---------- Input data
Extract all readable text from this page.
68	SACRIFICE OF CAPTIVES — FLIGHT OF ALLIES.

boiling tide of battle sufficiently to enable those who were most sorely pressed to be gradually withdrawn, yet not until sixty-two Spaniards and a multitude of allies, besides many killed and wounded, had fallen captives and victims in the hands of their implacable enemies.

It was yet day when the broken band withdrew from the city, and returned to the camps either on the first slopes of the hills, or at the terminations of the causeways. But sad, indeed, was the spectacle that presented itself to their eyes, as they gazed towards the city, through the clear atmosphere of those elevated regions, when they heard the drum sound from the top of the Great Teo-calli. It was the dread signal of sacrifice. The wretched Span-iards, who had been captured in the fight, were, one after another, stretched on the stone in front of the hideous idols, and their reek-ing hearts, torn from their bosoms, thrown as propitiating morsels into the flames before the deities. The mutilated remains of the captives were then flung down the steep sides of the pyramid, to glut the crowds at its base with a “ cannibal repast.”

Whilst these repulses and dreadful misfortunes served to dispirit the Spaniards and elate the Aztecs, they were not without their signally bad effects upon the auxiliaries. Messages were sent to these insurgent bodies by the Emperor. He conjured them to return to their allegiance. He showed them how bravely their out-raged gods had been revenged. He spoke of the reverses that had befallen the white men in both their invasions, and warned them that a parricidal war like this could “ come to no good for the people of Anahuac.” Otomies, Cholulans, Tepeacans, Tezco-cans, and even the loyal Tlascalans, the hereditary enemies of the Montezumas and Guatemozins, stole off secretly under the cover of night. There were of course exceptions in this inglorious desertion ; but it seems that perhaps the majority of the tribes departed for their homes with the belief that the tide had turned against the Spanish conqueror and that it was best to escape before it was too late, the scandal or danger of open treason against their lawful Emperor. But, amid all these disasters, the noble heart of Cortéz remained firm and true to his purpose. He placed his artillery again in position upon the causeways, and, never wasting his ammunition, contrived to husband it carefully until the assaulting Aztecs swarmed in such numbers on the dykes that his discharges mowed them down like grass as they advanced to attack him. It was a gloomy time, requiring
--------------------
__Goal of the exercise__: Restate each entry exactly, skipping none.

__Solution__:
Extract all readable text from this page.
68	SACRIFICE OF CAPTIVES — FLIGHT OF ALLIES.

boiling tide of battle sufficiently to enable those who were most sorely pressed to be gradually withdrawn, yet not until sixty-two Spaniards and a multitude of allies, besides many killed and wounded, had fallen captives and victims in the hands of their implacable enemies.

It was yet day when the broken band withdrew from the city, and returned to the camps either on the first slopes of the hills, or at the terminations of the causeways. But sad, indeed, was the spectacle that presented itself to their eyes, as they gazed towards the city, through the clear atmosphere of those elevated regions, when they heard the drum sound from the top of the Great Teo-calli. It was the dread signal of sacrifice. The wretched Span-iards, who had been captured in the fight, were, one after another, stretched on the stone in front of the hideous idols, and their reek-ing hearts, torn from their bosoms, thrown as propitiating morsels into the flames before the deities. The mutilated remains of the captives were then flung down the steep sides of the pyramid, to glut the crowds at its base with a “ cannibal repast.”

Whilst these repulses and dreadful misfortunes served to dispirit the Spaniards and elate the Aztecs, they were not without their signally bad effects upon the auxiliaries. Messages were sent to these insurgent bodies by the Emperor. He conjured them to return to their allegiance. He showed them how bravely their out-raged gods had been revenged. He spoke of the reverses that had befallen the white men in both their invasions, and warned them that a parricidal war like this could “ come to no good for the people of Anahuac.” Otomies, Cholulans, Tepeacans, Tezco-cans, and even the loyal Tlascalans, the hereditary enemies of the Montezumas and Guatemozins, stole off secretly under the cover of night. There were of course exceptions in this inglorious desertion ; but it seems that perhaps the majority of the tribes departed for their homes with the belief that the tide had turned against the Spanish conqueror and that it was best to escape before it was too late, the scandal or danger of open treason against their lawful Emperor. But, amid all these disasters, the noble heart of Cortéz remained firm and true to his purpose. He placed his artillery again in position upon the causeways, and, never wasting his ammunition, contrived to husband it carefully until the assaulting Aztecs swarmed in such numbers on the dykes that his discharges mowed them down like grass as they advanced to attack him. It was a gloomy time, requiring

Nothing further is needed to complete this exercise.